→ YOUR GOAL
Reproduce the material word for word; the images stay out.

Collected data:
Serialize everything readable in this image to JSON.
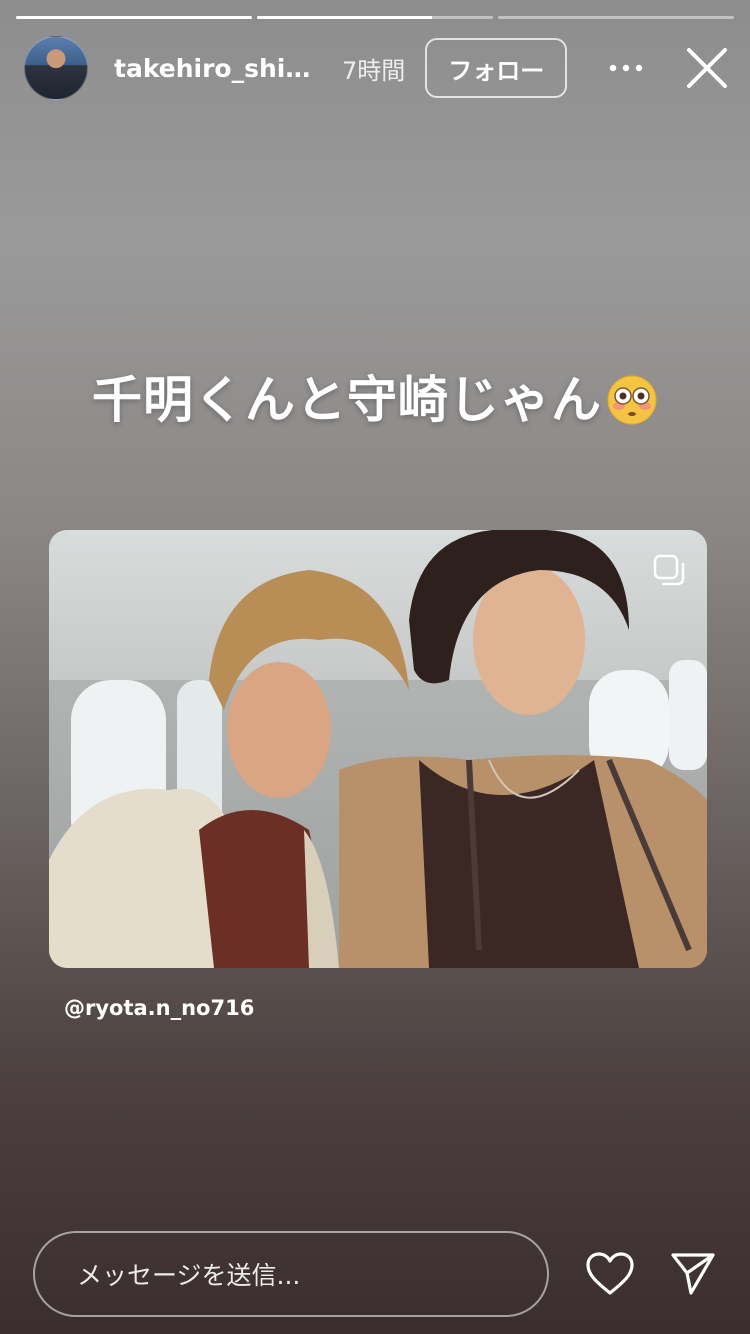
{
  "story": {
    "progress": [
      1.0,
      0.74,
      0.0
    ]
  },
  "header": {
    "username": "takehiro_shin...",
    "time": "7時間",
    "follow_label": "フォロー",
    "more_icon": "more-horizontal-icon",
    "close_icon": "close-icon"
  },
  "caption": {
    "text": "千明くんと守崎じゃん",
    "emoji": "flushed-face"
  },
  "post": {
    "mention": "@ryota.n_no716",
    "multi_icon": "carousel-icon"
  },
  "footer": {
    "message_placeholder": "メッセージを送信...",
    "like_icon": "heart-icon",
    "send_icon": "send-icon"
  }
}
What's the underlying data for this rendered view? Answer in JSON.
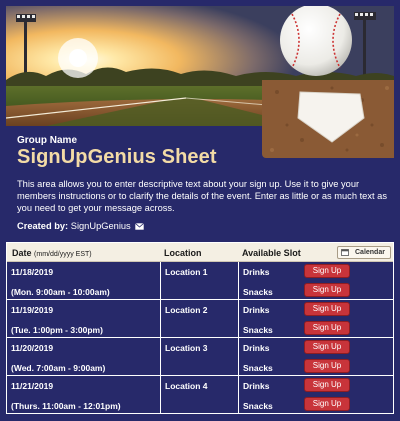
{
  "header": {
    "group_label": "Group Name",
    "title": "SignUpGenius Sheet",
    "description": "This area allows you to enter descriptive text about your sign up. Use it to give your members instructions or to clarify the details of the event. Enter as little or as much text as you need to get your message across.",
    "created_by_label": "Created by:",
    "created_by_name": "SignUpGenius"
  },
  "table": {
    "columns": {
      "date": "Date",
      "date_format": "(mm/dd/yyyy EST)",
      "location": "Location",
      "slot": "Available Slot"
    },
    "calendar_button": "Calendar",
    "rows": [
      {
        "date": "11/18/2019",
        "time": "(Mon. 9:00am - 10:00am)",
        "location": "Location 1",
        "slots": [
          {
            "name": "Drinks",
            "button": "Sign Up"
          },
          {
            "name": "Snacks",
            "button": "Sign Up"
          }
        ]
      },
      {
        "date": "11/19/2019",
        "time": "(Tue. 1:00pm - 3:00pm)",
        "location": "Location 2",
        "slots": [
          {
            "name": "Drinks",
            "button": "Sign Up"
          },
          {
            "name": "Snacks",
            "button": "Sign Up"
          }
        ]
      },
      {
        "date": "11/20/2019",
        "time": "(Wed. 7:00am - 9:00am)",
        "location": "Location 3",
        "slots": [
          {
            "name": "Drinks",
            "button": "Sign Up"
          },
          {
            "name": "Snacks",
            "button": "Sign Up"
          }
        ]
      },
      {
        "date": "11/21/2019",
        "time": "(Thurs. 11:00am - 12:01pm)",
        "location": "Location 4",
        "slots": [
          {
            "name": "Drinks",
            "button": "Sign Up"
          },
          {
            "name": "Snacks",
            "button": "Sign Up"
          }
        ]
      }
    ]
  },
  "colors": {
    "page_background": "#27296a",
    "title_color": "#f3dba6",
    "button_red": "#c8343a",
    "header_row": "#f4efe3"
  },
  "icons": {
    "mail": "envelope-icon",
    "calendar": "calendar-icon"
  }
}
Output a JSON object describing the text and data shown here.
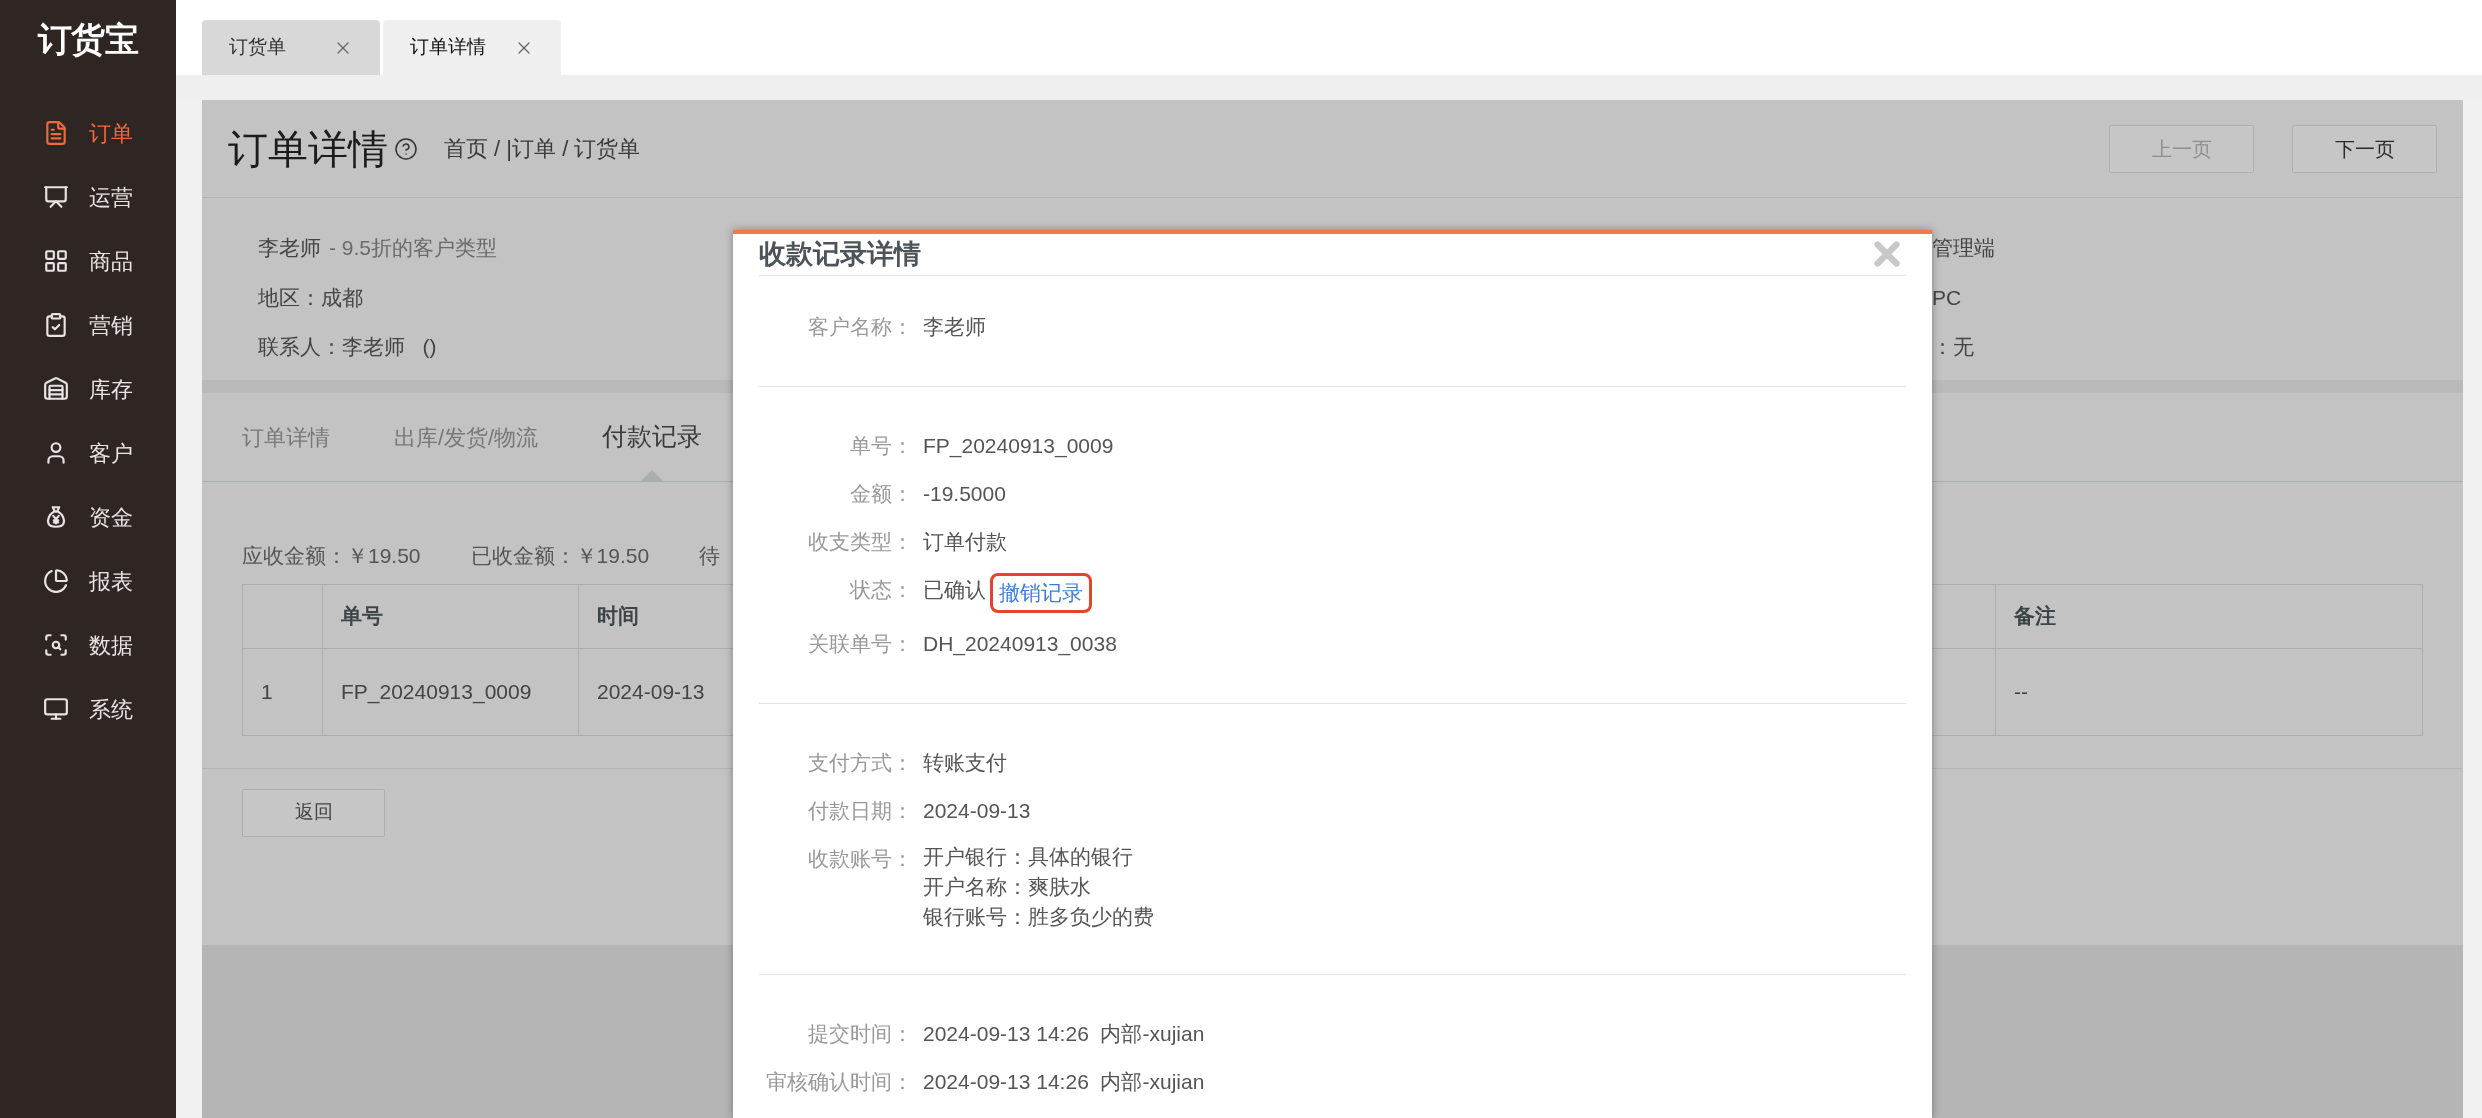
{
  "sidebar": {
    "logo": "订货宝",
    "items": [
      {
        "label": "订单",
        "selected": true
      },
      {
        "label": "运营",
        "selected": false
      },
      {
        "label": "商品",
        "selected": false
      },
      {
        "label": "营销",
        "selected": false
      },
      {
        "label": "库存",
        "selected": false
      },
      {
        "label": "客户",
        "selected": false
      },
      {
        "label": "资金",
        "selected": false
      },
      {
        "label": "报表",
        "selected": false
      },
      {
        "label": "数据",
        "selected": false
      },
      {
        "label": "系统",
        "selected": false
      }
    ]
  },
  "tabs": [
    {
      "label": "订货单",
      "selected": false
    },
    {
      "label": "订单详情",
      "selected": true
    }
  ],
  "page": {
    "title": "订单详情",
    "breadcrumb": "首页 / |订单 / 订货单",
    "buttons": [
      {
        "label": "上一页",
        "disabled": true
      },
      {
        "label": "下一页",
        "disabled": false
      }
    ]
  },
  "customer": {
    "name": "李老师",
    "type": "- 9.5折的客户类型",
    "lines": [
      "地区：成都",
      "联系人：李老师   ()"
    ]
  },
  "info_right": [
    "管理端",
    "PC",
    "：无"
  ],
  "detail_tabs": [
    {
      "label": "订单详情",
      "selected": false
    },
    {
      "label": "出库/发货/物流",
      "selected": false
    },
    {
      "label": "付款记录",
      "selected": true
    }
  ],
  "summary": [
    "应收金额：￥19.50",
    "已收金额：￥19.50",
    "待"
  ],
  "table": {
    "columns": [
      "单号",
      "时间",
      "备注"
    ],
    "rows": [
      {
        "index": "1",
        "cells": [
          "FP_20240913_0009",
          "2024-09-13",
          "--"
        ]
      }
    ]
  },
  "back_button": "返回",
  "dialog": {
    "title": "收款记录详情",
    "sections": [
      [
        {
          "label": "客户名称：",
          "value": "李老师"
        }
      ],
      [
        {
          "label": "单号：",
          "value": "FP_20240913_0009"
        },
        {
          "label": "金额：",
          "value": "-19.5000"
        },
        {
          "label": "收支类型：",
          "value": "订单付款"
        },
        {
          "label": "状态：",
          "value": "已确认",
          "action": {
            "label": "撤销记录",
            "highlighted": true
          }
        },
        {
          "label": "关联单号：",
          "value": "DH_20240913_0038"
        }
      ],
      [
        {
          "label": "支付方式：",
          "value": "转账支付"
        },
        {
          "label": "付款日期：",
          "value": "2024-09-13"
        },
        {
          "label": "收款账号：",
          "lines": [
            "开户银行：具体的银行",
            "开户名称：爽肤水",
            "银行账号：胜多负少的费"
          ]
        }
      ],
      [
        {
          "label": "提交时间：",
          "value": "2024-09-13 14:26  内部-xujian"
        },
        {
          "label": "审核确认时间：",
          "value": "2024-09-13 14:26  内部-xujian"
        }
      ]
    ]
  }
}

→ EXPECTED ANSWER
Serialize everything readable in this image to JSON.
{
  "story": {
    "progress": [
      1.0,
      0.74,
      0.0
    ]
  },
  "header": {
    "username": "takehiro_shin...",
    "time": "7時間",
    "follow_label": "フォロー",
    "more_icon": "more-horizontal-icon",
    "close_icon": "close-icon"
  },
  "caption": {
    "text": "千明くんと守崎じゃん",
    "emoji": "flushed-face"
  },
  "post": {
    "mention": "@ryota.n_no716",
    "multi_icon": "carousel-icon"
  },
  "footer": {
    "message_placeholder": "メッセージを送信...",
    "like_icon": "heart-icon",
    "send_icon": "send-icon"
  }
}
What's the underlying data for this rendered view? Answer in JSON.
{
  "header": {
    "group_label": "Group Name",
    "title": "SignUpGenius Sheet",
    "description": "This area allows you to enter descriptive text about your sign up. Use it to give your members instructions or to clarify the details of the event. Enter as little or as much text as you need to get your message across.",
    "created_by_label": "Created by:",
    "created_by_name": "SignUpGenius"
  },
  "table": {
    "columns": {
      "date": "Date",
      "date_format": "(mm/dd/yyyy EST)",
      "location": "Location",
      "slot": "Available Slot"
    },
    "calendar_button": "Calendar",
    "rows": [
      {
        "date": "11/18/2019",
        "time": "(Mon. 9:00am - 10:00am)",
        "location": "Location 1",
        "slots": [
          {
            "name": "Drinks",
            "button": "Sign Up"
          },
          {
            "name": "Snacks",
            "button": "Sign Up"
          }
        ]
      },
      {
        "date": "11/19/2019",
        "time": "(Tue. 1:00pm - 3:00pm)",
        "location": "Location 2",
        "slots": [
          {
            "name": "Drinks",
            "button": "Sign Up"
          },
          {
            "name": "Snacks",
            "button": "Sign Up"
          }
        ]
      },
      {
        "date": "11/20/2019",
        "time": "(Wed. 7:00am - 9:00am)",
        "location": "Location 3",
        "slots": [
          {
            "name": "Drinks",
            "button": "Sign Up"
          },
          {
            "name": "Snacks",
            "button": "Sign Up"
          }
        ]
      },
      {
        "date": "11/21/2019",
        "time": "(Thurs. 11:00am - 12:01pm)",
        "location": "Location 4",
        "slots": [
          {
            "name": "Drinks",
            "button": "Sign Up"
          },
          {
            "name": "Snacks",
            "button": "Sign Up"
          }
        ]
      }
    ]
  },
  "colors": {
    "page_background": "#27296a",
    "title_color": "#f3dba6",
    "button_red": "#c8343a",
    "header_row": "#f4efe3"
  },
  "icons": {
    "mail": "envelope-icon",
    "calendar": "calendar-icon"
  }
}
Output a JSON object describing the text and data shown here.
{
  "sidebar": {
    "logo": "订货宝",
    "items": [
      {
        "label": "订单",
        "selected": true
      },
      {
        "label": "运营",
        "selected": false
      },
      {
        "label": "商品",
        "selected": false
      },
      {
        "label": "营销",
        "selected": false
      },
      {
        "label": "库存",
        "selected": false
      },
      {
        "label": "客户",
        "selected": false
      },
      {
        "label": "资金",
        "selected": false
      },
      {
        "label": "报表",
        "selected": false
      },
      {
        "label": "数据",
        "selected": false
      },
      {
        "label": "系统",
        "selected": false
      }
    ]
  },
  "tabs": [
    {
      "label": "订货单",
      "selected": false
    },
    {
      "label": "订单详情",
      "selected": true
    }
  ],
  "page": {
    "title": "订单详情",
    "breadcrumb": "首页 / |订单 / 订货单",
    "buttons": [
      {
        "label": "上一页",
        "disabled": true
      },
      {
        "label": "下一页",
        "disabled": false
      }
    ]
  },
  "customer": {
    "name": "李老师",
    "type": "- 9.5折的客户类型",
    "lines": [
      "地区：成都",
      "联系人：李老师   ()"
    ]
  },
  "info_right": [
    "管理端",
    "PC",
    "：无"
  ],
  "detail_tabs": [
    {
      "label": "订单详情",
      "selected": false
    },
    {
      "label": "出库/发货/物流",
      "selected": false
    },
    {
      "label": "付款记录",
      "selected": true
    }
  ],
  "summary": [
    "应收金额：￥19.50",
    "已收金额：￥19.50",
    "待"
  ],
  "table": {
    "columns": [
      "单号",
      "时间",
      "备注"
    ],
    "rows": [
      {
        "index": "1",
        "cells": [
          "FP_20240913_0009",
          "2024-09-13",
          "--"
        ]
      }
    ]
  },
  "back_button": "返回",
  "dialog": {
    "title": "收款记录详情",
    "sections": [
      [
        {
          "label": "客户名称：",
          "value": "李老师"
        }
      ],
      [
        {
          "label": "单号：",
          "value": "FP_20240913_0009"
        },
        {
          "label": "金额：",
          "value": "-19.5000"
        },
        {
          "label": "收支类型：",
          "value": "订单付款"
        },
        {
          "label": "状态：",
          "value": "已确认",
          "action": {
            "label": "撤销记录",
            "highlighted": true
          }
        },
        {
          "label": "关联单号：",
          "value": "DH_20240913_0038"
        }
      ],
      [
        {
          "label": "支付方式：",
          "value": "转账支付"
        },
        {
          "label": "付款日期：",
          "value": "2024-09-13"
        },
        {
          "label": "收款账号：",
          "lines": [
            "开户银行：具体的银行",
            "开户名称：爽肤水",
            "银行账号：胜多负少的费"
          ]
        }
      ],
      [
        {
          "label": "提交时间：",
          "value": "2024-09-13 14:26  内部-xujian"
        },
        {
          "label": "审核确认时间：",
          "value": "2024-09-13 14:26  内部-xujian"
        }
      ]
    ]
  }
}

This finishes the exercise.